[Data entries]
--------------------

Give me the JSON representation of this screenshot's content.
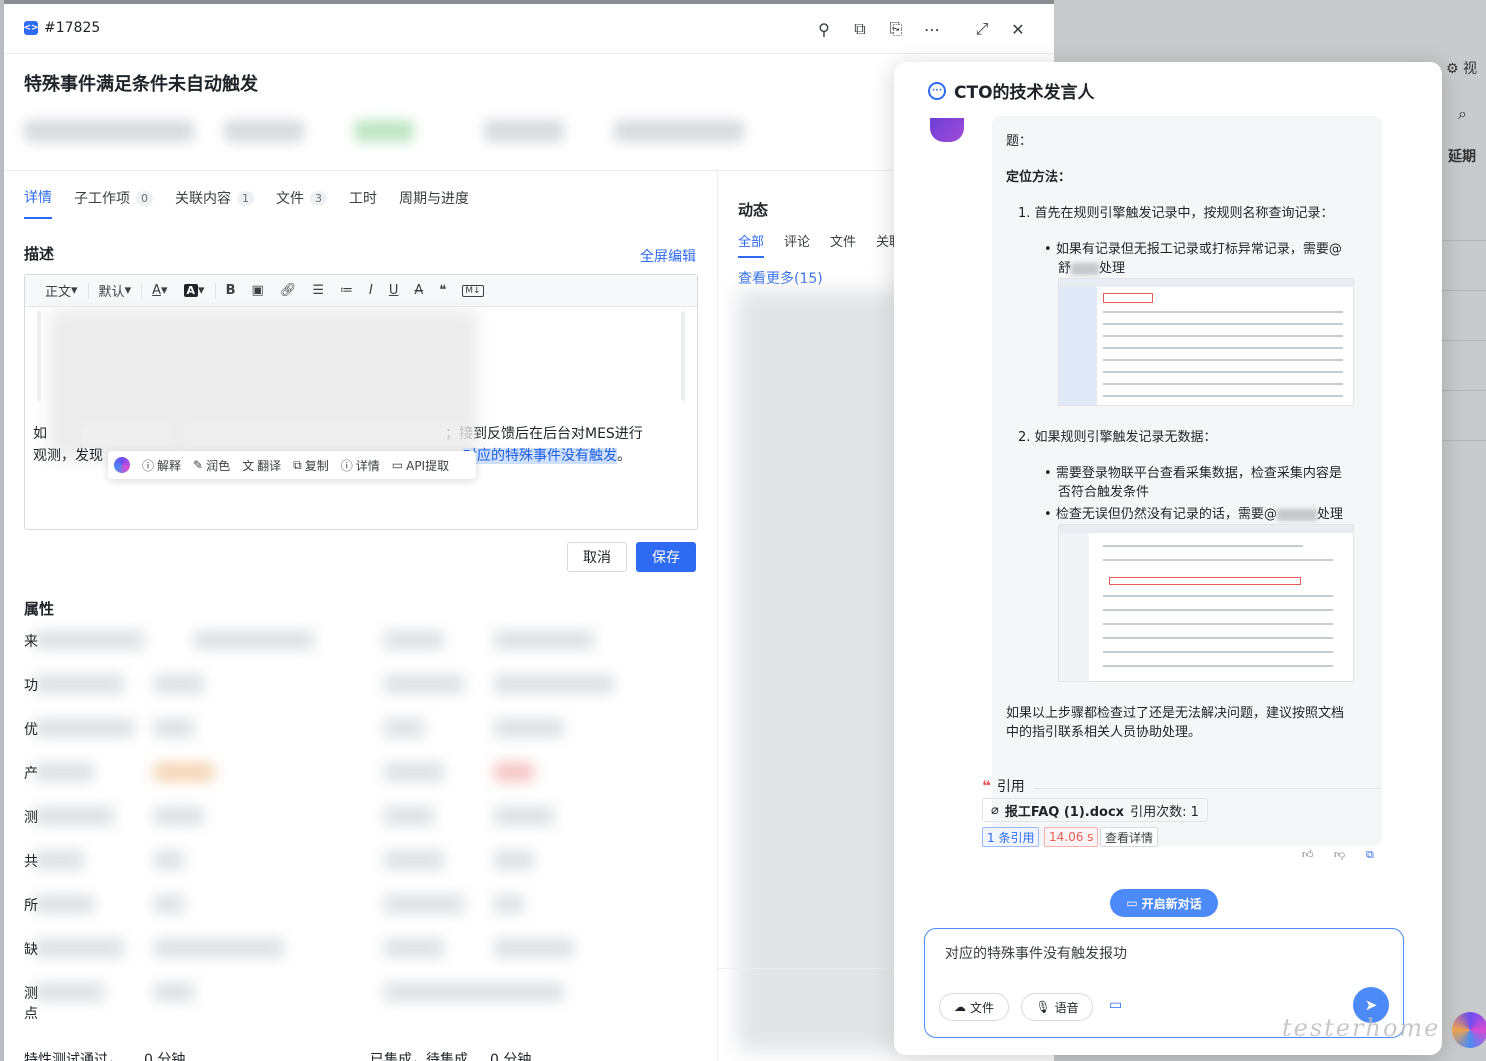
{
  "issue": {
    "id": "#17825",
    "title": "特殊事件满足条件未自动触发"
  },
  "header_icons": [
    "pin-icon",
    "copy-icon",
    "link-icon",
    "more-icon",
    "expand-icon",
    "close-icon"
  ],
  "tabs": [
    {
      "label": "详情",
      "count": ""
    },
    {
      "label": "子工作项",
      "count": "0"
    },
    {
      "label": "关联内容",
      "count": "1"
    },
    {
      "label": "文件",
      "count": "3"
    },
    {
      "label": "工时",
      "count": ""
    },
    {
      "label": "周期与进度",
      "count": ""
    }
  ],
  "description": {
    "title": "描述",
    "fullscreen_label": "全屏编辑",
    "toolbar": {
      "paragraph": "正文",
      "font": "默认"
    },
    "text_line1_a": "如",
    "text_line1_b": "；接到反馈后在后台对MES进行",
    "text_line2_a": "观测，发现",
    "text_line2_hl": "对应的特殊事件没有触发",
    "text_line2_end": "。"
  },
  "float_toolbar": {
    "explain": "解释",
    "polish": "润色",
    "translate": "翻译",
    "copy": "复制",
    "detail": "详情",
    "api": "API提取"
  },
  "buttons": {
    "cancel": "取消",
    "save": "保存"
  },
  "properties": {
    "title": "属性",
    "labels": [
      "来",
      "功",
      "优",
      "产",
      "测",
      "共",
      "所",
      "缺",
      "测",
      "点"
    ],
    "bottom_left_label": "特性测试通过，",
    "bottom_left_value": "0 分钟",
    "bottom_right_label": "已集成，待集成",
    "bottom_right_value": "0 分钟"
  },
  "activity": {
    "title": "动态",
    "tabs": [
      "全部",
      "评论",
      "文件",
      "关联"
    ],
    "more_label": "查看更多(15)"
  },
  "background": {
    "view_label": "视",
    "delay_label": "延期"
  },
  "chat": {
    "title": "CTO的技术发言人",
    "intro": "题：",
    "locate_title": "定位方法：",
    "step1": "1. 首先在规则引擎触发记录中，按规则名称查询记录：",
    "step1_bullet_a": "如果有记录但无报工记录或打标异常记录，需要@",
    "step1_bullet_b": "舒",
    "step1_bullet_c": "处理",
    "step2": "2. 如果规则引擎触发记录无数据：",
    "step2_bullet1_a": "需要登录物联平台查看采集数据，检查采集内容是",
    "step2_bullet1_b": "否符合触发条件",
    "step2_bullet2_a": "检查无误但仍然没有记录的话，需要@",
    "step2_bullet2_b": "处理",
    "closing_a": "如果以上步骤都检查过了还是无法解决问题，建议按照文档",
    "closing_b": "中的指引联系相关人员协助处理。",
    "cite_title": "引用",
    "cite_file": "报工FAQ (1).docx",
    "cite_count": "引用次数: 1",
    "tag_refs": "1 条引用",
    "tag_time": "14.06 s",
    "tag_detail": "查看详情",
    "new_chat": "开启新对话",
    "input_value": "对应的特殊事件没有触发报功",
    "file_btn": "文件",
    "voice_btn": "语音"
  },
  "watermark": "testerhome.com"
}
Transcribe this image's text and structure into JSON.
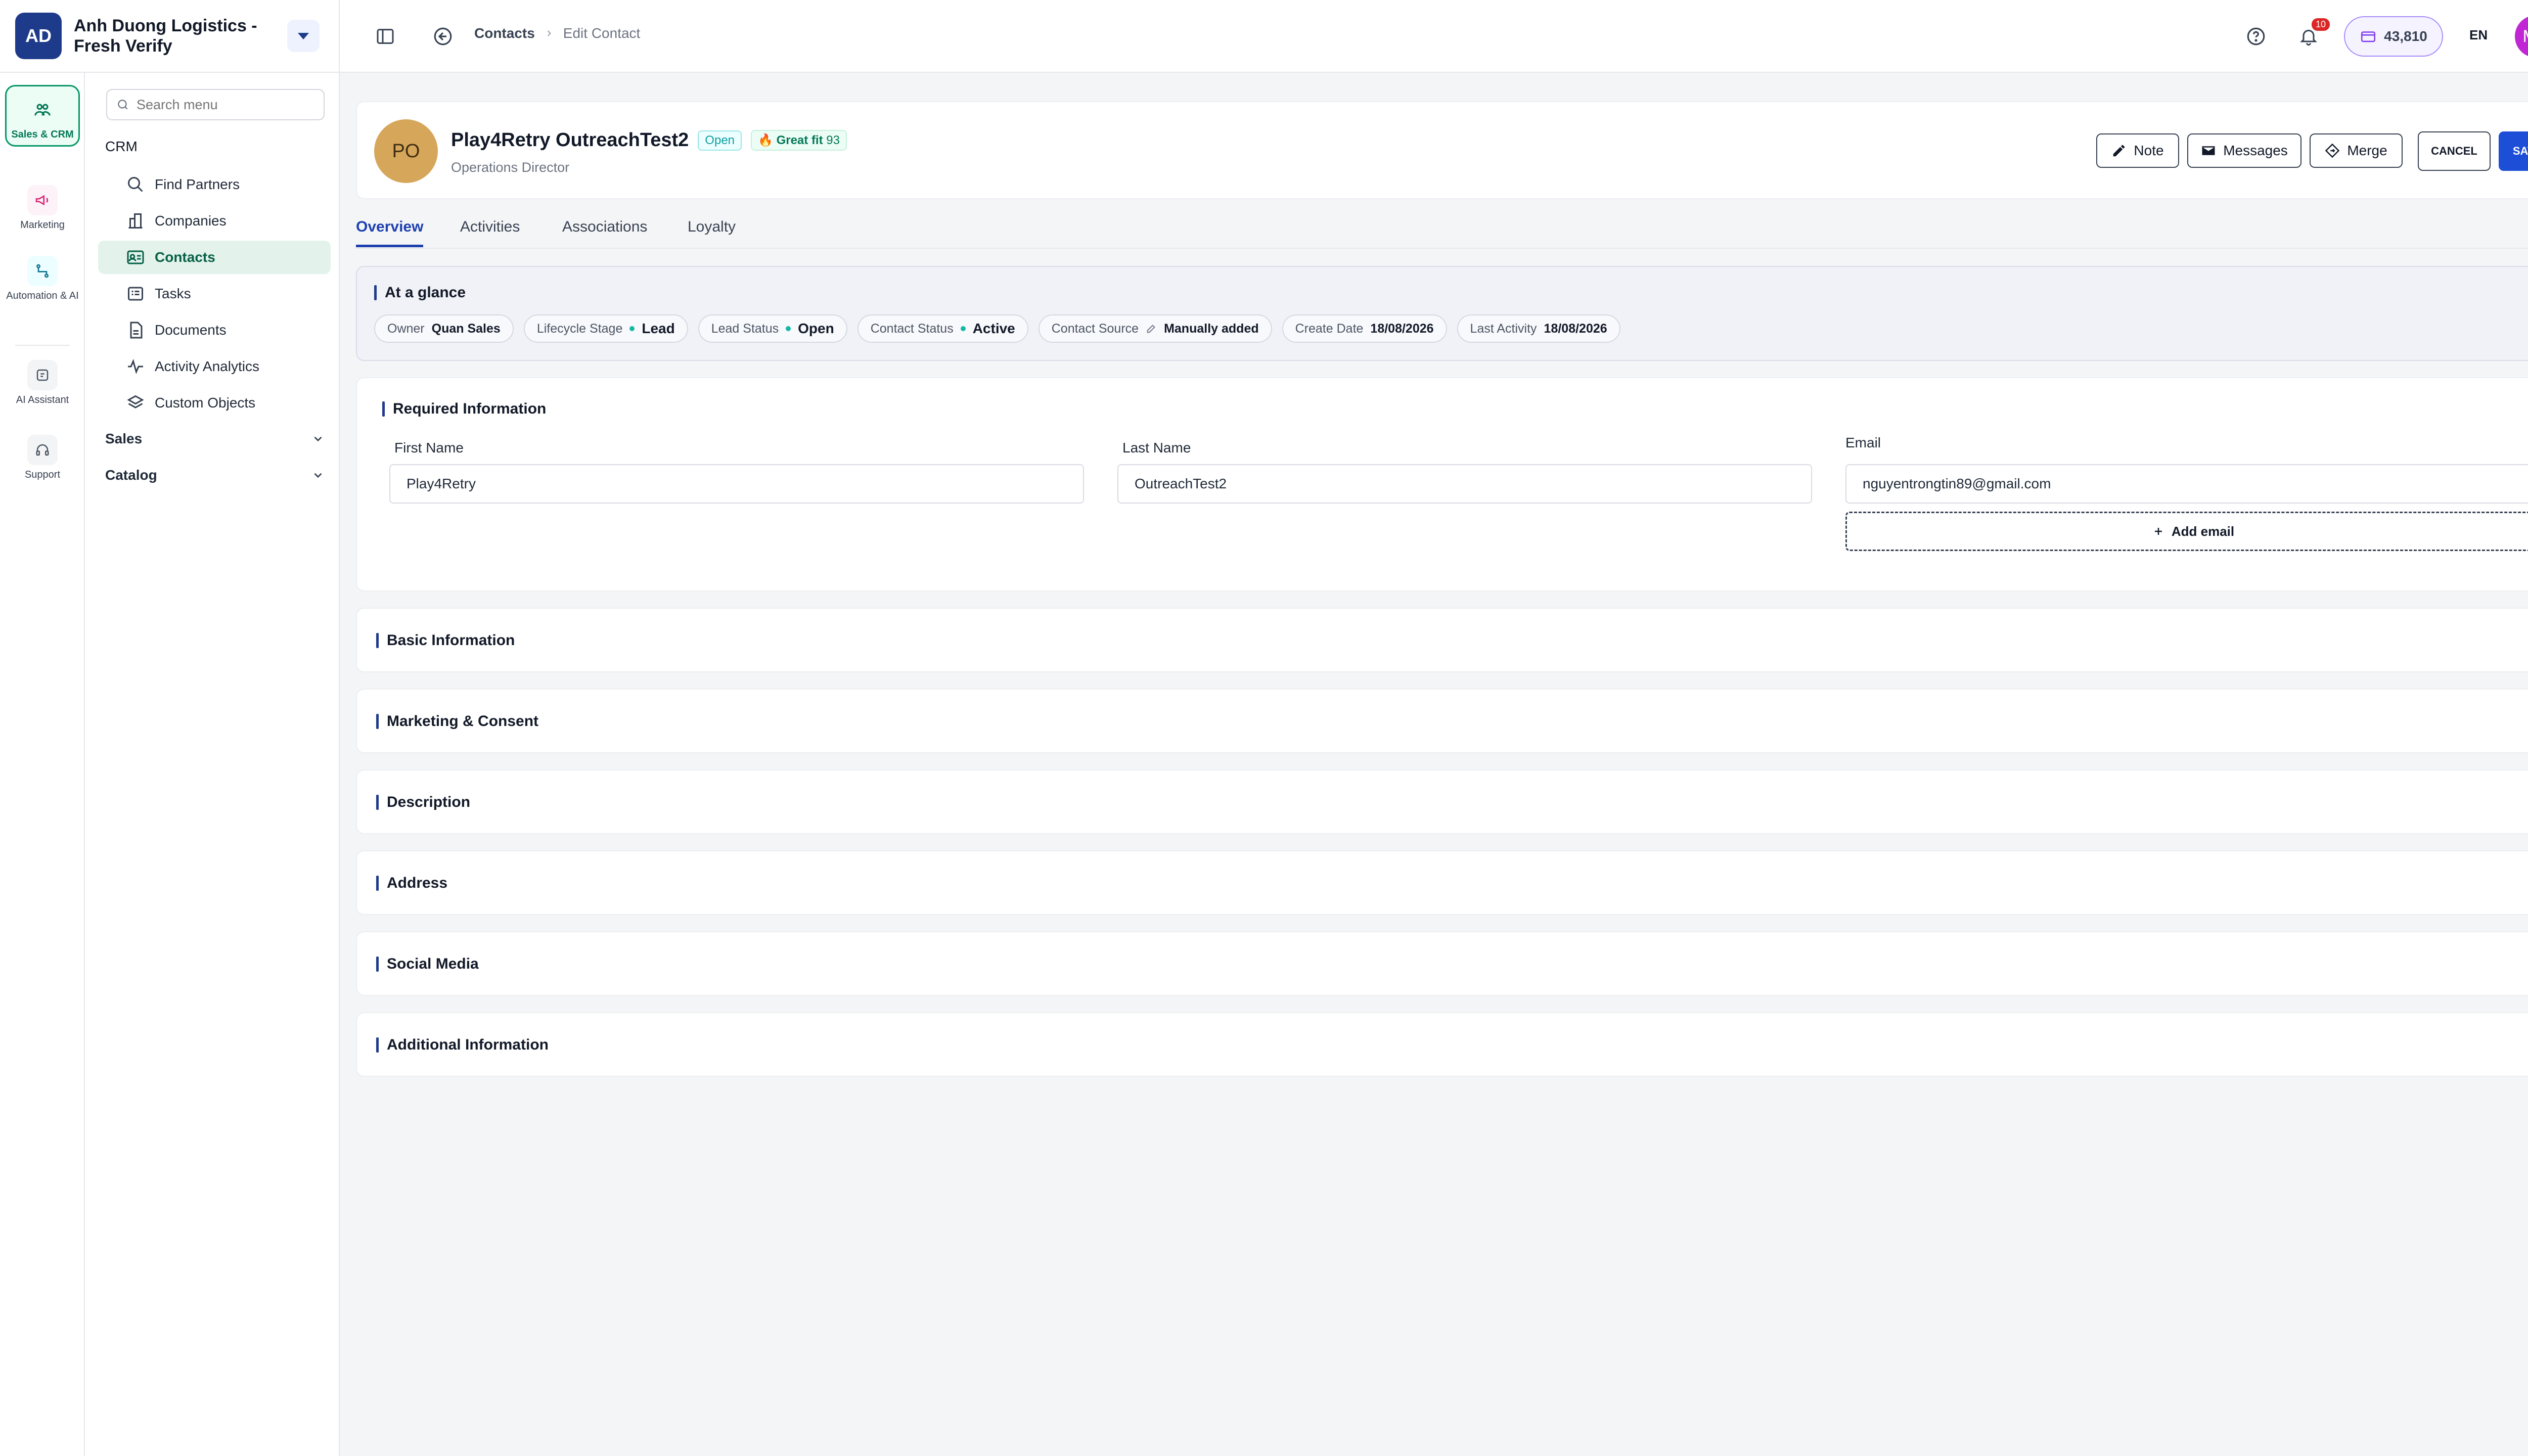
{
  "org": {
    "initials": "AD",
    "name": "Anh Duong Logistics - Fresh Verify"
  },
  "rail": [
    {
      "label": "Sales & CRM",
      "icon": "users-icon"
    },
    {
      "label": "Marketing",
      "icon": "megaphone-icon"
    },
    {
      "label": "Automation & AI",
      "icon": "workflow-icon"
    },
    {
      "label": "AI Assistant",
      "icon": "ai-assistant-icon"
    },
    {
      "label": "Support",
      "icon": "headset-icon"
    }
  ],
  "nav": {
    "search_placeholder": "Search menu",
    "section": "CRM",
    "items": [
      "Find Partners",
      "Companies",
      "Contacts",
      "Tasks",
      "Documents",
      "Activity Analytics",
      "Custom Objects"
    ],
    "groups": [
      "Sales",
      "Catalog"
    ]
  },
  "topbar": {
    "breadcrumb": [
      "Contacts",
      "Edit Contact"
    ],
    "notifications": "10",
    "credits": "43,810",
    "language": "EN",
    "user_initials": "MR"
  },
  "contact": {
    "initials": "PO",
    "name": "Play4Retry OutreachTest2",
    "status_badge": "Open",
    "fit_label": "Great fit",
    "fit_score": "93",
    "role": "Operations Director"
  },
  "actions": {
    "note": "Note",
    "messages": "Messages",
    "merge": "Merge",
    "cancel": "CANCEL",
    "save": "SAVE"
  },
  "tabs": [
    "Overview",
    "Activities",
    "Associations",
    "Loyalty"
  ],
  "glance": {
    "title": "At a glance",
    "owner_label": "Owner",
    "owner": "Quan Sales",
    "lifecycle_label": "Lifecycle Stage",
    "lifecycle": "Lead",
    "lead_status_label": "Lead Status",
    "lead_status": "Open",
    "contact_status_label": "Contact Status",
    "contact_status": "Active",
    "source_label": "Contact Source",
    "source": "Manually added",
    "create_label": "Create Date",
    "create_date": "18/08/2026",
    "last_label": "Last Activity",
    "last_activity": "18/08/2026"
  },
  "required": {
    "title": "Required Information",
    "first_name_label": "First Name",
    "first_name": "Play4Retry",
    "last_name_label": "Last Name",
    "last_name": "OutreachTest2",
    "email_label": "Email",
    "email": "nguyentrongtin89@gmail.com",
    "add_email": "Add email"
  },
  "sections": [
    "Basic Information",
    "Marketing & Consent",
    "Description",
    "Address",
    "Social Media",
    "Additional Information"
  ],
  "colors": {
    "primary": "#1d4ed8",
    "accent_green": "#059669",
    "sidebar_active": "#e3f3ec"
  }
}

--------------------

**Given task**
Exclude the pictures, and transcribe all of the material exactly.

**Solution**
Give me the JSON representation of this screenshot's content.
{
  "issue": {
    "id": "#17825",
    "title": "特殊事件满足条件未自动触发"
  },
  "header_icons": [
    "pin-icon",
    "copy-icon",
    "link-icon",
    "more-icon",
    "expand-icon",
    "close-icon"
  ],
  "tabs": [
    {
      "label": "详情",
      "count": ""
    },
    {
      "label": "子工作项",
      "count": "0"
    },
    {
      "label": "关联内容",
      "count": "1"
    },
    {
      "label": "文件",
      "count": "3"
    },
    {
      "label": "工时",
      "count": ""
    },
    {
      "label": "周期与进度",
      "count": ""
    }
  ],
  "description": {
    "title": "描述",
    "fullscreen_label": "全屏编辑",
    "toolbar": {
      "paragraph": "正文",
      "font": "默认"
    },
    "text_line1_a": "如",
    "text_line1_b": "；接到反馈后在后台对MES进行",
    "text_line2_a": "观测，发现",
    "text_line2_hl": "对应的特殊事件没有触发",
    "text_line2_end": "。"
  },
  "float_toolbar": {
    "explain": "解释",
    "polish": "润色",
    "translate": "翻译",
    "copy": "复制",
    "detail": "详情",
    "api": "API提取"
  },
  "buttons": {
    "cancel": "取消",
    "save": "保存"
  },
  "properties": {
    "title": "属性",
    "labels": [
      "来",
      "功",
      "优",
      "产",
      "测",
      "共",
      "所",
      "缺",
      "测",
      "点"
    ],
    "bottom_left_label": "特性测试通过，",
    "bottom_left_value": "0 分钟",
    "bottom_right_label": "已集成，待集成",
    "bottom_right_value": "0 分钟"
  },
  "activity": {
    "title": "动态",
    "tabs": [
      "全部",
      "评论",
      "文件",
      "关联"
    ],
    "more_label": "查看更多(15)"
  },
  "background": {
    "view_label": "视",
    "delay_label": "延期"
  },
  "chat": {
    "title": "CTO的技术发言人",
    "intro": "题：",
    "locate_title": "定位方法：",
    "step1": "1. 首先在规则引擎触发记录中，按规则名称查询记录：",
    "step1_bullet_a": "如果有记录但无报工记录或打标异常记录，需要@",
    "step1_bullet_b": "舒",
    "step1_bullet_c": "处理",
    "step2": "2. 如果规则引擎触发记录无数据：",
    "step2_bullet1_a": "需要登录物联平台查看采集数据，检查采集内容是",
    "step2_bullet1_b": "否符合触发条件",
    "step2_bullet2_a": "检查无误但仍然没有记录的话，需要@",
    "step2_bullet2_b": "处理",
    "closing_a": "如果以上步骤都检查过了还是无法解决问题，建议按照文档",
    "closing_b": "中的指引联系相关人员协助处理。",
    "cite_title": "引用",
    "cite_file": "报工FAQ (1).docx",
    "cite_count": "引用次数: 1",
    "tag_refs": "1 条引用",
    "tag_time": "14.06 s",
    "tag_detail": "查看详情",
    "new_chat": "开启新对话",
    "input_value": "对应的特殊事件没有触发报功",
    "file_btn": "文件",
    "voice_btn": "语音"
  },
  "watermark": "testerhome.com"
}
Transcribe this image's text and structure into JSON.
{
  "org": {
    "initials": "AD",
    "name": "Anh Duong Logistics - Fresh Verify"
  },
  "rail": [
    {
      "label": "Sales & CRM",
      "icon": "users-icon"
    },
    {
      "label": "Marketing",
      "icon": "megaphone-icon"
    },
    {
      "label": "Automation & AI",
      "icon": "workflow-icon"
    },
    {
      "label": "AI Assistant",
      "icon": "ai-assistant-icon"
    },
    {
      "label": "Support",
      "icon": "headset-icon"
    }
  ],
  "nav": {
    "search_placeholder": "Search menu",
    "section": "CRM",
    "items": [
      "Find Partners",
      "Companies",
      "Contacts",
      "Tasks",
      "Documents",
      "Activity Analytics",
      "Custom Objects"
    ],
    "groups": [
      "Sales",
      "Catalog"
    ]
  },
  "topbar": {
    "breadcrumb": [
      "Contacts",
      "Edit Contact"
    ],
    "notifications": "10",
    "credits": "43,810",
    "language": "EN",
    "user_initials": "MR"
  },
  "contact": {
    "initials": "PO",
    "name": "Play4Retry OutreachTest2",
    "status_badge": "Open",
    "fit_label": "Great fit",
    "fit_score": "93",
    "role": "Operations Director"
  },
  "actions": {
    "note": "Note",
    "messages": "Messages",
    "merge": "Merge",
    "cancel": "CANCEL",
    "save": "SAVE"
  },
  "tabs": [
    "Overview",
    "Activities",
    "Associations",
    "Loyalty"
  ],
  "glance": {
    "title": "At a glance",
    "owner_label": "Owner",
    "owner": "Quan Sales",
    "lifecycle_label": "Lifecycle Stage",
    "lifecycle": "Lead",
    "lead_status_label": "Lead Status",
    "lead_status": "Open",
    "contact_status_label": "Contact Status",
    "contact_status": "Active",
    "source_label": "Contact Source",
    "source": "Manually added",
    "create_label": "Create Date",
    "create_date": "18/08/2026",
    "last_label": "Last Activity",
    "last_activity": "18/08/2026"
  },
  "required": {
    "title": "Required Information",
    "first_name_label": "First Name",
    "first_name": "Play4Retry",
    "last_name_label": "Last Name",
    "last_name": "OutreachTest2",
    "email_label": "Email",
    "email": "nguyentrongtin89@gmail.com",
    "add_email": "Add email"
  },
  "sections": [
    "Basic Information",
    "Marketing & Consent",
    "Description",
    "Address",
    "Social Media",
    "Additional Information"
  ],
  "colors": {
    "primary": "#1d4ed8",
    "accent_green": "#059669",
    "sidebar_active": "#e3f3ec"
  }
}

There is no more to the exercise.